What to work on: Count the lines below that contain the word "Vozilo", and reply with only that number.

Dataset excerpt

[START]

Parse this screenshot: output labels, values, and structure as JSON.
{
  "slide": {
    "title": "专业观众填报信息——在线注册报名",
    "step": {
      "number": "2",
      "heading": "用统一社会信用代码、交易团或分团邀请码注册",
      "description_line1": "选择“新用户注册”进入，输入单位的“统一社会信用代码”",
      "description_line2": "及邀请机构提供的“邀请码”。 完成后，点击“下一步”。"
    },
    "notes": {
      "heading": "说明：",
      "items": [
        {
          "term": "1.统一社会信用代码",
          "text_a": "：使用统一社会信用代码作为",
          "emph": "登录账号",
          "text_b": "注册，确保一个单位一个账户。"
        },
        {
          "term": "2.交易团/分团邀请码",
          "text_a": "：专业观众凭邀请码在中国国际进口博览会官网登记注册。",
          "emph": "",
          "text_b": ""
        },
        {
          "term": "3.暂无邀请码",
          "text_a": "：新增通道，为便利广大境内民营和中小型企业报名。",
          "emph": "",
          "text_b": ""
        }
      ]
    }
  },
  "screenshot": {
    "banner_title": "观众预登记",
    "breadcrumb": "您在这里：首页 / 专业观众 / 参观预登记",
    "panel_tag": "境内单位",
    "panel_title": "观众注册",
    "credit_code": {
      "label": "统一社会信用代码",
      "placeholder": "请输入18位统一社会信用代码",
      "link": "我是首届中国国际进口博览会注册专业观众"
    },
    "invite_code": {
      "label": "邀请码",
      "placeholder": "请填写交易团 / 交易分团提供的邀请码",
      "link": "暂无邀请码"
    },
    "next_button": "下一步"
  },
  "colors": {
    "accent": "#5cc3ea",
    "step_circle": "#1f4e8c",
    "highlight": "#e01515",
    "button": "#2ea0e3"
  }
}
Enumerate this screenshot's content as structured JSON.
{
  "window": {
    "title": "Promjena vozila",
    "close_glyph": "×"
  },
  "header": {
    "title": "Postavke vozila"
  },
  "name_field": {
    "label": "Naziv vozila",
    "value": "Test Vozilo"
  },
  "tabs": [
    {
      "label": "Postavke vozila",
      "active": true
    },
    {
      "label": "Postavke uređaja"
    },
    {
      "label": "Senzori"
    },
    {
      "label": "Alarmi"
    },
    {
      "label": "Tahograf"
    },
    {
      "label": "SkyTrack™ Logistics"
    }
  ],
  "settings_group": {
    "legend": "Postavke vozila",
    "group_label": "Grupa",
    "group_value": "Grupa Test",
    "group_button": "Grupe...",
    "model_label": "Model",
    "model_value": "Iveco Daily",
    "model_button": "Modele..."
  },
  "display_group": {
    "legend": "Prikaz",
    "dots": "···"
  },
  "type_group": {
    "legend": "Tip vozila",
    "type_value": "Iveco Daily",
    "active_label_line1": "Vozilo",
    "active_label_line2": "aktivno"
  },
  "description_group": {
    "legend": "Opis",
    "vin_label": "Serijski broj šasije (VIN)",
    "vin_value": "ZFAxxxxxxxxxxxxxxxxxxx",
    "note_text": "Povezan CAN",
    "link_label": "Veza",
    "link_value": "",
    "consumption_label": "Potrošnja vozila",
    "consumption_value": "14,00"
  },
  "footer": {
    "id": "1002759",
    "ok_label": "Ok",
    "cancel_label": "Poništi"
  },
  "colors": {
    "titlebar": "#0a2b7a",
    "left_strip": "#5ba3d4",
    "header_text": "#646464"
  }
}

[END]

Output of the task: 2